[Data records]
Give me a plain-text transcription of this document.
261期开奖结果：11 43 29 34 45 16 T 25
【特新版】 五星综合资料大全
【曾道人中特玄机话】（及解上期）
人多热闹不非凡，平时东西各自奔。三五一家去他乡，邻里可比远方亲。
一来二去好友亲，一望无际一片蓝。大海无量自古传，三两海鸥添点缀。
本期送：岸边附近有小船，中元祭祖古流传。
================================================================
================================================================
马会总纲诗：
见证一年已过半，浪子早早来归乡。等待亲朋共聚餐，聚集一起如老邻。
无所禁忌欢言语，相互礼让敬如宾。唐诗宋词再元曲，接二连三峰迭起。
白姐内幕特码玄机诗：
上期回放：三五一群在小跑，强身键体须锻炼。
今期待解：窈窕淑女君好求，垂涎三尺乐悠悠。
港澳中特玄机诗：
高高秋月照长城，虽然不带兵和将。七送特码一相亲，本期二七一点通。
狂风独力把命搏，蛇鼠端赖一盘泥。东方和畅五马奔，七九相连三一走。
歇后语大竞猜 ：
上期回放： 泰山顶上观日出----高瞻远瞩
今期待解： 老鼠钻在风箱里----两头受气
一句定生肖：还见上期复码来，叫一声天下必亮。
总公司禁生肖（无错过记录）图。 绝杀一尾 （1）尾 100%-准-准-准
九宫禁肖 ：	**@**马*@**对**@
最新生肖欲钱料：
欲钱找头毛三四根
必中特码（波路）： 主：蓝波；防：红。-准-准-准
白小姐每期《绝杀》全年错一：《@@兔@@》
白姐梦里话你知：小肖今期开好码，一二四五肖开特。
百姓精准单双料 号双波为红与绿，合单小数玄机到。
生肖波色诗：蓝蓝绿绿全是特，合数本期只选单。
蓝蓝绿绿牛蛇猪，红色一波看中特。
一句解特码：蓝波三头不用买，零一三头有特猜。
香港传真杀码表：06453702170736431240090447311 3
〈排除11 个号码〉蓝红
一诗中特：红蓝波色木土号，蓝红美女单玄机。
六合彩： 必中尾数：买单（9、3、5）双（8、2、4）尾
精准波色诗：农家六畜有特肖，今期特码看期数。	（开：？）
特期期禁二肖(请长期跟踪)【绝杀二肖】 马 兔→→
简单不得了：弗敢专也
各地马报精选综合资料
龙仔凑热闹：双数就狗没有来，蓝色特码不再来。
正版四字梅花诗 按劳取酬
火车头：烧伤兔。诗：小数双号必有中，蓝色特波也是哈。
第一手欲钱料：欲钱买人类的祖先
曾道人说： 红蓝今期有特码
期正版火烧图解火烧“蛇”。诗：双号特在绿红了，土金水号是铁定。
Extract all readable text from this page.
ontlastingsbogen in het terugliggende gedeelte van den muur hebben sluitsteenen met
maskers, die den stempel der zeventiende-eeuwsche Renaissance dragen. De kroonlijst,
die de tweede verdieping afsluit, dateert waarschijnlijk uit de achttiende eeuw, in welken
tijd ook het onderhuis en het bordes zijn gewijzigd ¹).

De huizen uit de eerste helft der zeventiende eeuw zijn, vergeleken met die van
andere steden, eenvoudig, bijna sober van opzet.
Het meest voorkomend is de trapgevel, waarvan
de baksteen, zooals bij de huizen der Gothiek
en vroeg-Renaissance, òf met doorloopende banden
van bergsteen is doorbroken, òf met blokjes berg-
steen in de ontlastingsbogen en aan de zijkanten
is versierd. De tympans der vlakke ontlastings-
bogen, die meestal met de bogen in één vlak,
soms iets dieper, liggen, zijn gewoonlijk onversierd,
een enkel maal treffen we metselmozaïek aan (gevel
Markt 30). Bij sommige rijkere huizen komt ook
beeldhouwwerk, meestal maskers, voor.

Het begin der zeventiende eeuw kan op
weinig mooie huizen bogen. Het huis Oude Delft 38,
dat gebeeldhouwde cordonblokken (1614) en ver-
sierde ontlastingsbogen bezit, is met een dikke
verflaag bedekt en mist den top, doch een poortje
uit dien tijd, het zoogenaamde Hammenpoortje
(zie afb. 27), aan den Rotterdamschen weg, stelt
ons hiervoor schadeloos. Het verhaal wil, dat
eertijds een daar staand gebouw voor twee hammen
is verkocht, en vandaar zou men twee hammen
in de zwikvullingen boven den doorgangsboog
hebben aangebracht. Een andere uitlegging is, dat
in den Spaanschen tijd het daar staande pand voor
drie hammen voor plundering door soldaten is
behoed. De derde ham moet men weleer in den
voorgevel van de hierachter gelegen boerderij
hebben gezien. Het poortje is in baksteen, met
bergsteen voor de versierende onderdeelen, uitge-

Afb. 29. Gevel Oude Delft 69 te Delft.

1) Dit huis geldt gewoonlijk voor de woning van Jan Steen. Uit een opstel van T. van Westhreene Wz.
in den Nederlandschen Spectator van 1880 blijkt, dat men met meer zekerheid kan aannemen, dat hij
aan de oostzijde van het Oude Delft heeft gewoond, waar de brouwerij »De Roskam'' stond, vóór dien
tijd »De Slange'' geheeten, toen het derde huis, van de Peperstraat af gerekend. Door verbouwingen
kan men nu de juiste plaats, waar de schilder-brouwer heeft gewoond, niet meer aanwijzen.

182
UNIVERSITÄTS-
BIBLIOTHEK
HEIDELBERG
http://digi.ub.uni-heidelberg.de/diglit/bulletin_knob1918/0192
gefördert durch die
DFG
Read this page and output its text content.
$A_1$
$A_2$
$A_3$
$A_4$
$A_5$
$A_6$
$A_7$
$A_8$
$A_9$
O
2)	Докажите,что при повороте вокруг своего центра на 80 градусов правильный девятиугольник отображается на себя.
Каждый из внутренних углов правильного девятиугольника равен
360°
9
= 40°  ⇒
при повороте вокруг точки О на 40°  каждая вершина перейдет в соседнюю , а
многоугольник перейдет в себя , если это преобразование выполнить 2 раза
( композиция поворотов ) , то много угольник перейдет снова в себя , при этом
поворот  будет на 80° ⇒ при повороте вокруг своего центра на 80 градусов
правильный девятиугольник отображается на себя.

### Exercise
Identify the lines that contain the string "andere", and copy every one of them.

### Response
andere steden, eenvoudig, bijna sober van opzet.
hebben aangebracht. Een andere uitlegging is, dat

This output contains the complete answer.